**Task requirements**
For this exercise, repeat all of the material verbatim apart from its images.

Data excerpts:
====

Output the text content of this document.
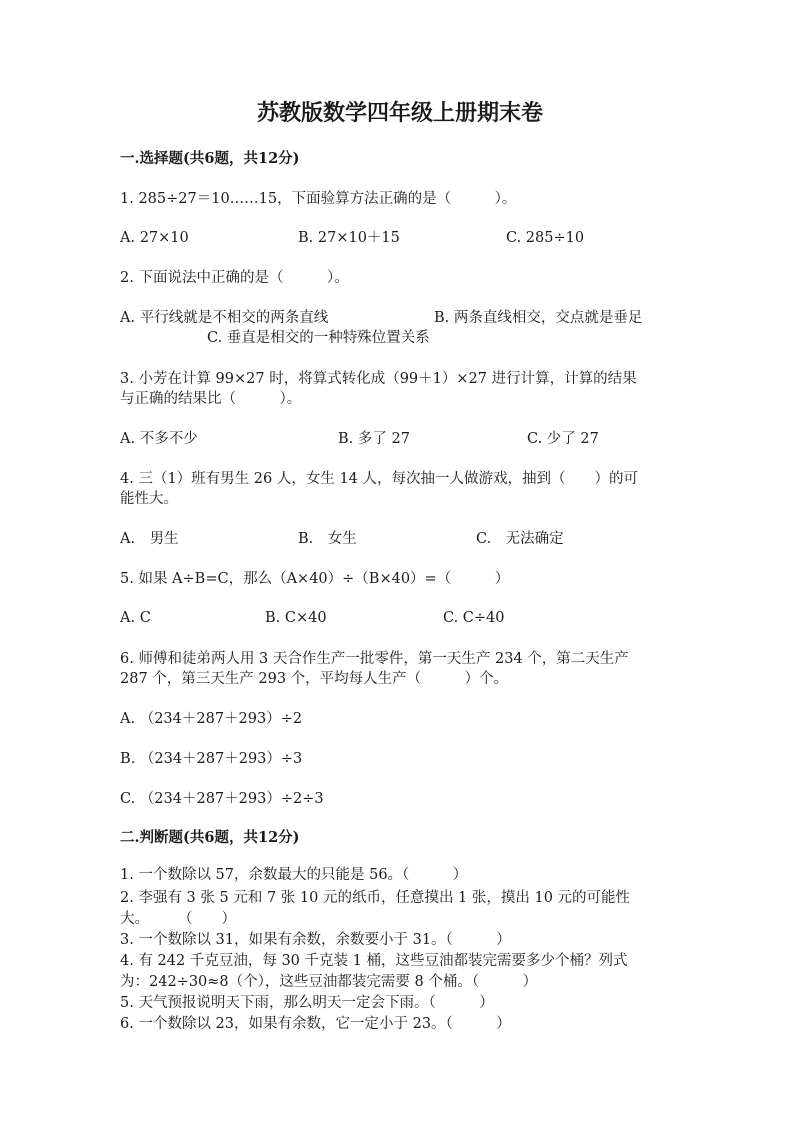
苏教版数学四年级上册期末卷
一.选择题(共6题，共12分)
1. 285÷27＝10……15，下面验算方法正确的是（　　　）。
A. 27×10	B. 27×10＋15	C. 285÷10
2. 下面说法中正确的是（　　　）。
A. 平行线就是不相交的两条直线	B. 两条直线相交，交点就是垂足
C. 垂直是相交的一种特殊位置关系
3. 小芳在计算 99×27 时，将算式转化成（99＋1）×27 进行计算，计算的结果
与正确的结果比（　　　）。
A. 不多不少	B. 多了 27	C. 少了 27
4. 三（1）班有男生 26 人，女生 14 人，每次抽一人做游戏，抽到（　　）的可
能性大。
A.　男生	B.　女生	C.　无法确定
5. 如果 A÷B=C，那么（A×40）÷（B×40）=（　　　）
A. C	B. C×40	C. C÷40
6. 师傅和徒弟两人用 3 天合作生产一批零件，第一天生产 234 个，第二天生产
287 个，第三天生产 293 个，平均每人生产（　　　）个。
A. （234＋287＋293）÷2
B. （234＋287＋293）÷3
C. （234＋287＋293）÷2÷3
二.判断题(共6题，共12分)
1. 一个数除以 57，余数最大的只能是 56。（　　　）
2. 李强有 3 张 5 元和 7 张 10 元的纸币，任意摸出 1 张，摸出 10 元的可能性
大。　　　（　　）
3. 一个数除以 31，如果有余数，余数要小于 31。（　　　）
4. 有 242 千克豆油，每 30 千克装 1 桶，这些豆油都装完需要多少个桶？列式
为：242÷30≈8（个），这些豆油都装完需要 8 个桶。（　　　）
5. 天气预报说明天下雨，那么明天一定会下雨。（　　　）
6. 一个数除以 23，如果有余数，它一定小于 23。（　　　）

====

**Finished task**
Output the text content of this document.
苏教版数学四年级上册期末卷
一.选择题(共6题，共12分)
1. 285÷27＝10……15，下面验算方法正确的是（　　　）。
A. 27×10	B. 27×10＋15	C. 285÷10
2. 下面说法中正确的是（　　　）。
A. 平行线就是不相交的两条直线	B. 两条直线相交，交点就是垂足
C. 垂直是相交的一种特殊位置关系
3. 小芳在计算 99×27 时，将算式转化成（99＋1）×27 进行计算，计算的结果
与正确的结果比（　　　）。
A. 不多不少	B. 多了 27	C. 少了 27
4. 三（1）班有男生 26 人，女生 14 人，每次抽一人做游戏，抽到（　　）的可
能性大。
A.　男生	B.　女生	C.　无法确定
5. 如果 A÷B=C，那么（A×40）÷（B×40）=（　　　）
A. C	B. C×40	C. C÷40
6. 师傅和徒弟两人用 3 天合作生产一批零件，第一天生产 234 个，第二天生产
287 个，第三天生产 293 个，平均每人生产（　　　）个。
A. （234＋287＋293）÷2
B. （234＋287＋293）÷3
C. （234＋287＋293）÷2÷3
二.判断题(共6题，共12分)
1. 一个数除以 57，余数最大的只能是 56。（　　　）
2. 李强有 3 张 5 元和 7 张 10 元的纸币，任意摸出 1 张，摸出 10 元的可能性
大。　　　（　　）
3. 一个数除以 31，如果有余数，余数要小于 31。（　　　）
4. 有 242 千克豆油，每 30 千克装 1 桶，这些豆油都装完需要多少个桶？列式
为：242÷30≈8（个），这些豆油都装完需要 8 个桶。（　　　）
5. 天气预报说明天下雨，那么明天一定会下雨。（　　　）
6. 一个数除以 23，如果有余数，它一定小于 23。（　　　）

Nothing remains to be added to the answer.